Task brief
Reproduce, unchanged, the part of the rows that opens with the line containing "localize all elements." and closes with the line containing "title-bar[interactable]: Aurora [1506,32,2182,96]", including both of those lines. Leave the pictures out of your answer.

Records shown
####################
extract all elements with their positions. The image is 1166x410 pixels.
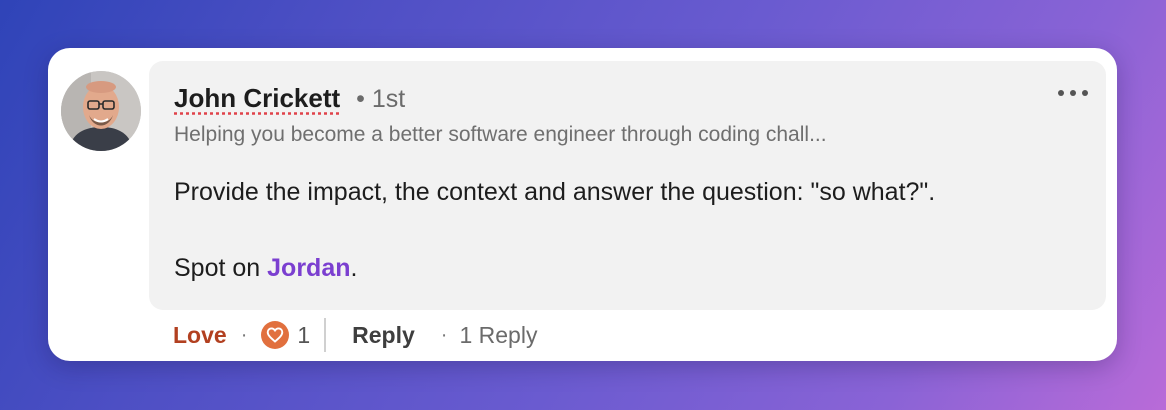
####################
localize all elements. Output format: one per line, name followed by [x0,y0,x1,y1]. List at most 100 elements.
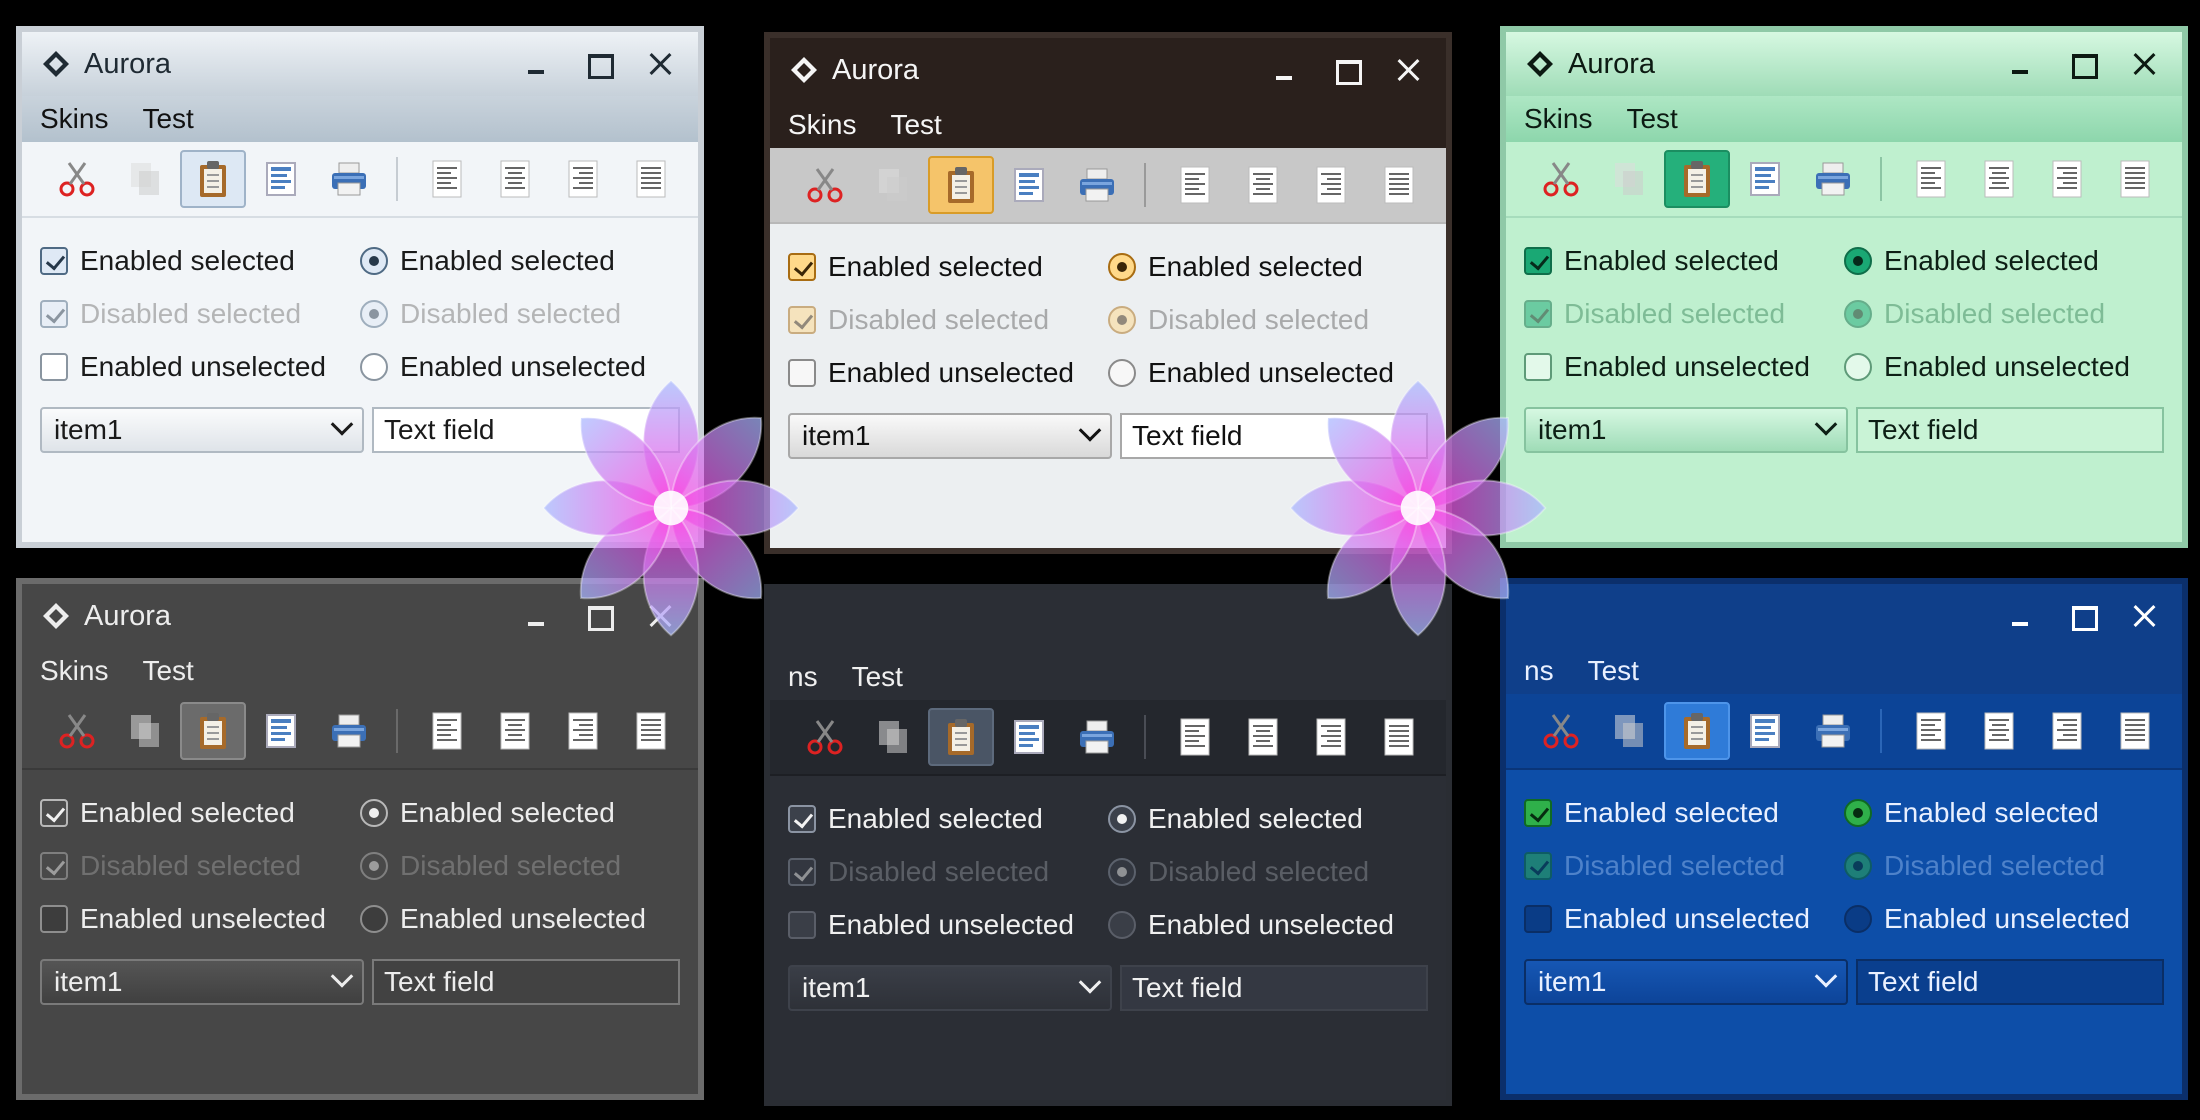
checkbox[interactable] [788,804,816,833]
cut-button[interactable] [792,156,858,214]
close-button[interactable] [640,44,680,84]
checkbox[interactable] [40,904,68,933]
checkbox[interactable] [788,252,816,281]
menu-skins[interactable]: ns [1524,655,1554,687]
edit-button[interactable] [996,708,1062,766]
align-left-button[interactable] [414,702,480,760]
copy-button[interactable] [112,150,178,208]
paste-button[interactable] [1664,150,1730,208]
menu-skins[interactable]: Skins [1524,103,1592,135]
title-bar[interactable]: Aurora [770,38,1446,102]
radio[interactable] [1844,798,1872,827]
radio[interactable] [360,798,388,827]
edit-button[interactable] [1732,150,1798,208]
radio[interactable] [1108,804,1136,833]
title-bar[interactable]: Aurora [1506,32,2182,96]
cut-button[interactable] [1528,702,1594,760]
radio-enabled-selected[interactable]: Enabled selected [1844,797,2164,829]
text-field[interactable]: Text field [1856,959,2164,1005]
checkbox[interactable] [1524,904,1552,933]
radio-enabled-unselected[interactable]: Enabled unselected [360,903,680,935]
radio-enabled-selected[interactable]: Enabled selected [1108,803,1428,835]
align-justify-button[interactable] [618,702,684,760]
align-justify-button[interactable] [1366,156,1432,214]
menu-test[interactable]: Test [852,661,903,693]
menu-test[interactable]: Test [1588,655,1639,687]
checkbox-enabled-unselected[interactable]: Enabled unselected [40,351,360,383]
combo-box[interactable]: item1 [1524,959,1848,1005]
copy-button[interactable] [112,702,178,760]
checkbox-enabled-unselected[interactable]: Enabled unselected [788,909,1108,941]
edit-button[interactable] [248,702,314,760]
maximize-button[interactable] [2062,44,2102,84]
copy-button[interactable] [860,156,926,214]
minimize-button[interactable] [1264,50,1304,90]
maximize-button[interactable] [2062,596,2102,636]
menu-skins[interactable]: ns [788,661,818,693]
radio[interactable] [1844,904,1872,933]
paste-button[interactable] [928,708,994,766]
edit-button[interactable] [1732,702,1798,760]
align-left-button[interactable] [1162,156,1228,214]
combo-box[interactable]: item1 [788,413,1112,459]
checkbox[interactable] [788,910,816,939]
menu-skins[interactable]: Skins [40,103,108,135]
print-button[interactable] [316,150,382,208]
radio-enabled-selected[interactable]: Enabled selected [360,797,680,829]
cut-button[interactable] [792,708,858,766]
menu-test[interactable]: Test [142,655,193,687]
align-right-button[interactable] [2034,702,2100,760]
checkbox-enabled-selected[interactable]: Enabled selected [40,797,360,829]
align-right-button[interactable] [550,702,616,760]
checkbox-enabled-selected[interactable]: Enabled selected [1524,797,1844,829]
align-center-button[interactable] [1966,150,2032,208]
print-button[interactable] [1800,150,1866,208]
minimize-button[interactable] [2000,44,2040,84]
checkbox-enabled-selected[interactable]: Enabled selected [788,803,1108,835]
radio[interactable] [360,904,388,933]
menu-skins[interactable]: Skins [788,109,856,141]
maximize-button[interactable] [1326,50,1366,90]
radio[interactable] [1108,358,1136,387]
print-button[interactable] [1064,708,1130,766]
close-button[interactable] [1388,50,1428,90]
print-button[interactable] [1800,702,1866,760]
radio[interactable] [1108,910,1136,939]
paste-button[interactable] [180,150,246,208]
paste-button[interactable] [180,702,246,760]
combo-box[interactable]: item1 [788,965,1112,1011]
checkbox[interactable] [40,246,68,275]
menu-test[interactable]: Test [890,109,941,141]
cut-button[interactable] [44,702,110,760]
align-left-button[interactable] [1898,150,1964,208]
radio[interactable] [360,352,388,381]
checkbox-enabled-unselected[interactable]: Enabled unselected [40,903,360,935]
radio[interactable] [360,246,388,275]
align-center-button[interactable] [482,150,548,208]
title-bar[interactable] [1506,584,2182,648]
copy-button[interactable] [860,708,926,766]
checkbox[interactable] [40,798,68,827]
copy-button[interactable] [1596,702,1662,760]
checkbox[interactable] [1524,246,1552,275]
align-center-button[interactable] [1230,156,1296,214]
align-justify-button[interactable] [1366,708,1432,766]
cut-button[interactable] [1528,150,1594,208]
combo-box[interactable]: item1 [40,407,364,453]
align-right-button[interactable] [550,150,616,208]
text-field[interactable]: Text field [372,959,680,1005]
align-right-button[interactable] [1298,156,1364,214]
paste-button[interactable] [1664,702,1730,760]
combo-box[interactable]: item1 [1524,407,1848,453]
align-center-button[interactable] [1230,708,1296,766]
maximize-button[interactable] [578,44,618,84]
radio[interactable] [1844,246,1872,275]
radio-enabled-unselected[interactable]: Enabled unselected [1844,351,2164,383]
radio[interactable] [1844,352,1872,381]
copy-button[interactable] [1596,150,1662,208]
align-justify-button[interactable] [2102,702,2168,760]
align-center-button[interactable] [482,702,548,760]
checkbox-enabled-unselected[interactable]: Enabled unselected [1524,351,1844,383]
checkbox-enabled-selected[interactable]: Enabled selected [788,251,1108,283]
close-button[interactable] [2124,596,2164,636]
####################
Solution
localize all elements. Output format: one per line, name followed by [x0,y0,x1,y1]. List at most 100 elements.
checkbox[interactable] [788,804,816,833]
cut-button[interactable] [792,156,858,214]
close-button[interactable] [640,44,680,84]
checkbox[interactable] [40,904,68,933]
checkbox[interactable] [788,252,816,281]
menu-skins[interactable]: ns [1524,655,1554,687]
edit-button[interactable] [996,708,1062,766]
align-left-button[interactable] [414,702,480,760]
copy-button[interactable] [112,150,178,208]
paste-button[interactable] [1664,150,1730,208]
menu-skins[interactable]: Skins [1524,103,1592,135]
title-bar[interactable]: Aurora [770,38,1446,102]
radio[interactable] [1844,798,1872,827]
radio[interactable] [360,798,388,827]
edit-button[interactable] [1732,150,1798,208]
radio[interactable] [1108,804,1136,833]
title-bar[interactable]: Aurora [1506,32,2182,96]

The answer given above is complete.